- [Given task]: Repeat verbatim the portion of the passage on causal influence that opens with the words containing "Despite the differences" and closes with "a *directed acyclic graph*.".

The selection of points to be evaluated depends partly on the application
and partly on the methods of reasoning or computation. For some
computations, evenly spaced grids of points are the most efficient,
but some techniques, called *Monte Carlo* methods, are based
on randomly distributed points. For a robot that moves rigid objects,
the most significant points are on the surfaces of the objects and
at the ends of the robot's sensors and manipulators.
Despite the differences in applications and methods of computation,
all the patterns of causal influence resemble the cone in Figure 3.
For any point *p* at a time *t*, the causal influences
depend on the values of functions at some selected set of points
at a previous time step. The values at those points, in turn,
depend on a somewhat larger set of points at some earlier time step.
The resulting cone of influence can be plotted as a graph of lines that
represent the causal dependencies. Since the values at any point never
depend on values from the future, the result is always
a *directed acyclic graph*.

Directed graphs have been used for representing and reasoning
about cause and effect in many systems of artificial intelligence.

- [Records]:
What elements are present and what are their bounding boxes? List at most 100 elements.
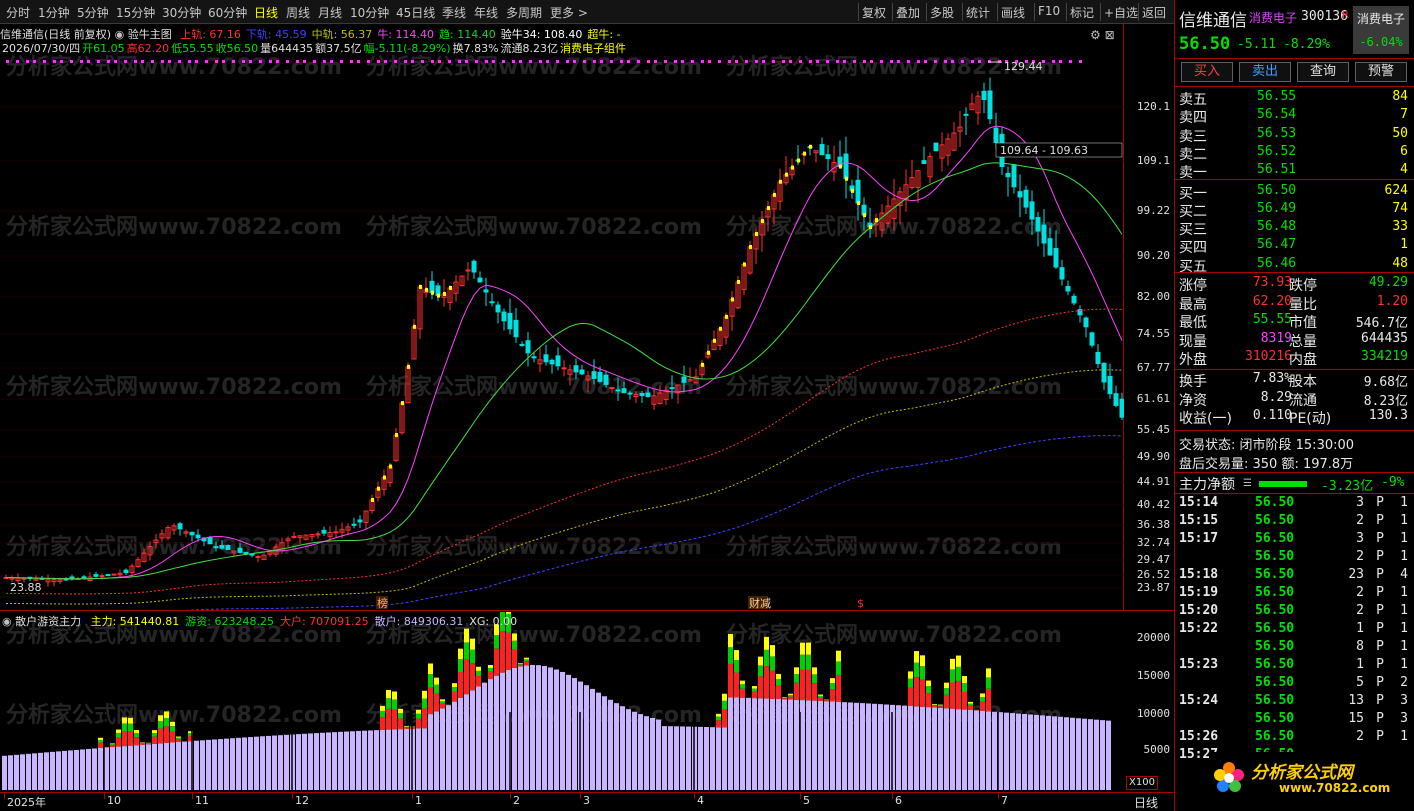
period-tab[interactable]: 1分钟 <box>38 4 70 21</box>
buy-button[interactable]: 买入 <box>1181 62 1233 82</box>
sub-legend: ◉ 散户游资主力 主力: 541440.81 游资: 623248.25 大户: 7… <box>2 613 517 629</box>
order-book-row[interactable]: 买一 56.50 624 <box>1179 183 1408 202</box>
logo-text: 分析家公式网 <box>1251 763 1353 783</box>
bar-info-item: 幅-5.11(-8.29%) <box>363 42 451 55</box>
stat-label: 市值 <box>1289 315 1317 331</box>
tick-price: 56.50 <box>1255 513 1295 528</box>
event-marker[interactable]: $ <box>857 597 864 610</box>
price-change: -5.11 <box>1237 37 1277 52</box>
order-book-row[interactable]: 卖三 56.53 50 <box>1179 126 1408 145</box>
sub-title[interactable]: 散户游资主力 <box>15 615 81 628</box>
toolbar-button[interactable]: 标记 <box>1070 4 1094 21</box>
period-tab[interactable]: 年线 <box>474 4 498 21</box>
stock-sector[interactable]: 消费电子 <box>1249 9 1297 26</box>
candle-body <box>933 142 939 152</box>
toolbar-button[interactable]: 返回 <box>1142 4 1166 21</box>
candle-body <box>1065 286 1071 292</box>
bar-info-item: 高62.20 <box>126 42 170 55</box>
tick-price: 56.50 <box>1255 711 1295 726</box>
price-tick: 36.38 <box>1136 518 1170 531</box>
period-tab[interactable]: 15分钟 <box>116 4 155 21</box>
order-book-row[interactable]: 卖五 56.55 84 <box>1179 89 1408 108</box>
candle-body <box>1095 351 1101 365</box>
period-tab[interactable]: 日线 <box>254 4 278 21</box>
period-tab[interactable]: 周线 <box>286 4 310 21</box>
order-book-row[interactable]: 卖二 56.52 6 <box>1179 144 1408 163</box>
last-price: 56.50 <box>1179 34 1231 54</box>
period-tab[interactable]: 5分钟 <box>77 4 109 21</box>
candle-body <box>1047 238 1053 256</box>
candle-body <box>525 340 531 354</box>
toolbar-button[interactable]: 叠加 <box>896 4 920 21</box>
price-tick: 67.77 <box>1136 361 1170 374</box>
tick-count: 1 <box>1400 549 1408 564</box>
tick-price: 56.50 <box>1255 675 1295 690</box>
list-icon[interactable]: ☰ <box>1243 478 1252 489</box>
watermark-text: 分析家公式网www.70822.com <box>366 214 702 240</box>
order-book-row[interactable]: 买二 56.49 74 <box>1179 200 1408 220</box>
stat-row: 净资 8.29 流通 8.23亿 <box>1179 390 1408 409</box>
toolbar-button[interactable]: 复权 <box>862 4 886 21</box>
stat-row: 最高 62.20 量比 1.20 <box>1179 294 1408 313</box>
sector-tag[interactable]: 消费电子 -6.04% <box>1353 6 1409 54</box>
date-label: 1 <box>415 794 422 807</box>
sector-tag-name: 消费电子 <box>1356 12 1405 26</box>
toolbar-button[interactable]: 画线 <box>1001 4 1025 21</box>
order-book-row[interactable]: 买五 56.46 48 <box>1179 256 1408 275</box>
period-tab[interactable]: 季线 <box>442 4 466 21</box>
candle-body <box>1017 191 1023 198</box>
toolbar-button[interactable]: +自选 <box>1104 4 1138 21</box>
order-book-row[interactable]: 卖四 56.54 7 <box>1179 107 1408 126</box>
candle-body <box>477 277 483 283</box>
panel-divider <box>0 610 1174 611</box>
candle-body <box>681 376 687 383</box>
event-marker[interactable]: 财减 <box>749 596 771 610</box>
level-price: 56.48 <box>1257 219 1297 235</box>
order-book-row[interactable]: 买三 56.48 33 <box>1179 219 1408 238</box>
sell-button[interactable]: 卖出 <box>1239 62 1291 82</box>
period-tab[interactable]: 更多 > <box>550 4 588 21</box>
period-tab[interactable]: 分时 <box>6 4 30 21</box>
price-tick: 61.61 <box>1136 392 1170 405</box>
order-book-row[interactable]: 买四 56.47 1 <box>1179 237 1408 256</box>
chart-window-controls[interactable]: ⚙ ⊠ <box>1090 28 1115 42</box>
tick-side: P <box>1376 567 1384 582</box>
period-tab[interactable]: 多周期 <box>506 4 542 21</box>
kline-chart-svg[interactable]: 分析家公式网www.70822.com 分析家公式网www.70822.com 分析… <box>0 24 1125 720</box>
period-tab[interactable]: 60分钟 <box>208 4 247 21</box>
tick-count: 1 <box>1400 639 1408 654</box>
period-label[interactable]: 日线 <box>1134 794 1158 811</box>
level-volume: 74 <box>1392 200 1408 216</box>
level-price: 56.47 <box>1257 237 1297 253</box>
toolbar-separator <box>858 3 859 21</box>
toolbar-button[interactable]: 多股 <box>930 4 954 21</box>
date-label: 7 <box>1001 794 1008 807</box>
sub-toggle-icon[interactable]: ◉ <box>2 615 12 628</box>
tick-price: 56.50 <box>1255 567 1295 582</box>
candle-body <box>177 523 183 530</box>
alert-button[interactable]: 预警 <box>1355 62 1407 82</box>
period-tab[interactable]: 月线 <box>318 4 342 21</box>
period-tab[interactable]: 10分钟 <box>350 4 389 21</box>
tick-row: 15:19 56.50 2 P 1 <box>1179 585 1408 603</box>
settings-icon[interactable]: ⚙ <box>1090 28 1101 42</box>
bar-info-item: 开61.05 <box>82 42 125 55</box>
fund-flow-svg[interactable]: 分析家公式网www.70822.com 分析家公式网www.70822.com 分析… <box>0 593 1124 792</box>
kline-chart-area[interactable]: 分析家公式网www.70822.com 分析家公式网www.70822.com 分析… <box>0 24 1125 720</box>
candle-body <box>1071 295 1077 304</box>
tick-price: 56.50 <box>1255 657 1295 672</box>
order-book-row[interactable]: 卖一 56.51 4 <box>1179 162 1408 181</box>
toolbar-button[interactable]: 统计 <box>966 4 990 21</box>
event-marker[interactable]: 榜 <box>377 596 388 610</box>
close-icon[interactable]: ⊠ <box>1105 28 1115 42</box>
query-button[interactable]: 查询 <box>1297 62 1349 82</box>
period-tab[interactable]: 30分钟 <box>162 4 201 21</box>
stat-row: 收益(一) 0.110 PE(动) 130.3 <box>1179 408 1408 427</box>
tick-volume: 13 <box>1348 693 1364 708</box>
tick-count: 4 <box>1400 567 1408 582</box>
tick-row: 56.50 2 P 1 <box>1179 549 1408 567</box>
toolbar-button[interactable]: F10 <box>1038 4 1060 18</box>
candle-body <box>1101 362 1107 383</box>
period-tab[interactable]: 45日线 <box>396 4 435 21</box>
fund-flow-chart-area[interactable]: 分析家公式网www.70822.com 分析家公式网www.70822.com 分析… <box>0 593 1124 792</box>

- [Task output]:
Despite the differences in applications and methods of computation,
all the patterns of causal influence resemble the cone in Figure 3.
For any point *p* at a time *t*, the causal influences
depend on the values of functions at some selected set of points
at a previous time step. The values at those points, in turn,
depend on a somewhat larger set of points at some earlier time step.
The resulting cone of influence can be plotted as a graph of lines that
represent the causal dependencies. Since the values at any point never
depend on values from the future, the result is always
a *directed acyclic graph*.